▶ _What the task requires_: Gather the lines from the material that contain "dieser".

▶ _Material shown_:
+++

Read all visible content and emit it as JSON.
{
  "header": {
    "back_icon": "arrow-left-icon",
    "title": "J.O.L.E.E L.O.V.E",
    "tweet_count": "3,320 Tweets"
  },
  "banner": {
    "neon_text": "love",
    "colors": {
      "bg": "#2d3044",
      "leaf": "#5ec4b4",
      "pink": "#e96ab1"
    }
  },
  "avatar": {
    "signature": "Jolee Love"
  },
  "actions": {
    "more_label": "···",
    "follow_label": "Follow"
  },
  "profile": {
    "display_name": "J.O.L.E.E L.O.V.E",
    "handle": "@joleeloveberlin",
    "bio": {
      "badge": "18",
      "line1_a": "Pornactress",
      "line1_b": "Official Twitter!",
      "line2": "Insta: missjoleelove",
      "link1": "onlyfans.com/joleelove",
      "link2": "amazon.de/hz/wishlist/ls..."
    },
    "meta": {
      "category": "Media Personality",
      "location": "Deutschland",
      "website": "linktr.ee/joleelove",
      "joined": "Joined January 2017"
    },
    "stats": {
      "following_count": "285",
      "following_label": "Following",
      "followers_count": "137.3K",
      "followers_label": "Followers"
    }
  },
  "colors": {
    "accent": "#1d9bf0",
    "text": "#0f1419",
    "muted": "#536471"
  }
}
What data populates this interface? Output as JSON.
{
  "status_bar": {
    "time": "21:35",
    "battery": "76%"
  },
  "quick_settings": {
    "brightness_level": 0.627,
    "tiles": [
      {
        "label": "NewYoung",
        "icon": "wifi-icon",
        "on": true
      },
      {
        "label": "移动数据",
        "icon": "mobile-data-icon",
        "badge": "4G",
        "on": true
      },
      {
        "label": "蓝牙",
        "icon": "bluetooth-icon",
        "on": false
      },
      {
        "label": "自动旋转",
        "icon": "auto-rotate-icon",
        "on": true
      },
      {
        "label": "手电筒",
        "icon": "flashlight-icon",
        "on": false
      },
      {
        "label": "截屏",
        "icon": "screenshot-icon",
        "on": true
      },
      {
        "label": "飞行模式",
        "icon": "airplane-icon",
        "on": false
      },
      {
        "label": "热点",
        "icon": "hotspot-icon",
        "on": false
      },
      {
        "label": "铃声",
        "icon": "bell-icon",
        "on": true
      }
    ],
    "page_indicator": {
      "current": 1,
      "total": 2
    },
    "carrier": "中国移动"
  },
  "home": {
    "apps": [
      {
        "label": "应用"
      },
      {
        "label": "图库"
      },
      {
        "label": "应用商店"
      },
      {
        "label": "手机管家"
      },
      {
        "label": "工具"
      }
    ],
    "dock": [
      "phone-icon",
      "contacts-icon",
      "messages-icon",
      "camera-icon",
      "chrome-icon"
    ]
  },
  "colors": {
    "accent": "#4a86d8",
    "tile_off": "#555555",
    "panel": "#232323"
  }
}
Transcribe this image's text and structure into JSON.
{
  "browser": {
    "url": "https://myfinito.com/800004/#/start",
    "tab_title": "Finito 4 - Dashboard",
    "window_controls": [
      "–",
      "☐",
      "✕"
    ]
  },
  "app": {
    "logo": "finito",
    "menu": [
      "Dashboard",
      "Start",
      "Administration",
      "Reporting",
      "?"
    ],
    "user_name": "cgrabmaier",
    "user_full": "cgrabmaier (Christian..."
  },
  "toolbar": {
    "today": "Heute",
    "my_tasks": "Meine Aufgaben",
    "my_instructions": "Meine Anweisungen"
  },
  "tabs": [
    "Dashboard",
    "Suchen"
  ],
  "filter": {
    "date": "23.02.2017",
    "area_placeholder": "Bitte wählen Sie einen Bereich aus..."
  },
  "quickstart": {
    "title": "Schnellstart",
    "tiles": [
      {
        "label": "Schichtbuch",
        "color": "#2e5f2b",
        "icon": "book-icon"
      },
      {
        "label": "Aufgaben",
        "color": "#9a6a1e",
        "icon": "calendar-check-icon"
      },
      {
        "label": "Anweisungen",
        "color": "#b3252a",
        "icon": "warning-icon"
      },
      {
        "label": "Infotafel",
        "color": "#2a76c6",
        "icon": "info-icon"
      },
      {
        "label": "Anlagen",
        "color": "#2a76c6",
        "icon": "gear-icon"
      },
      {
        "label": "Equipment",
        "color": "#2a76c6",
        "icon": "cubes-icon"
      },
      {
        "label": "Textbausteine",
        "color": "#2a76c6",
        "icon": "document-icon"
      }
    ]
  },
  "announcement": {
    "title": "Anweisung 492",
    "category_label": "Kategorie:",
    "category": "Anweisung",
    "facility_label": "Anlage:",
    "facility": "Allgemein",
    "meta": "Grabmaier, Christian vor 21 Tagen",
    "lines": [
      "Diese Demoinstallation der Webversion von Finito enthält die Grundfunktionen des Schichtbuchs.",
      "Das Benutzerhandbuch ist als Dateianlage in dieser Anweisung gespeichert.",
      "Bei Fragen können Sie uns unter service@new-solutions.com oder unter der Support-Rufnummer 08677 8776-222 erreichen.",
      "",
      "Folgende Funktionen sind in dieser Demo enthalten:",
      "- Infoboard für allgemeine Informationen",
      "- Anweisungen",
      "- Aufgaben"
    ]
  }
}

+++

▶ _Complete answer_:
      "Das Benutzerhandbuch ist als Dateianlage in dieser Anweisung gespeichert.",
      "Folgende Funktionen sind in dieser Demo enthalten:",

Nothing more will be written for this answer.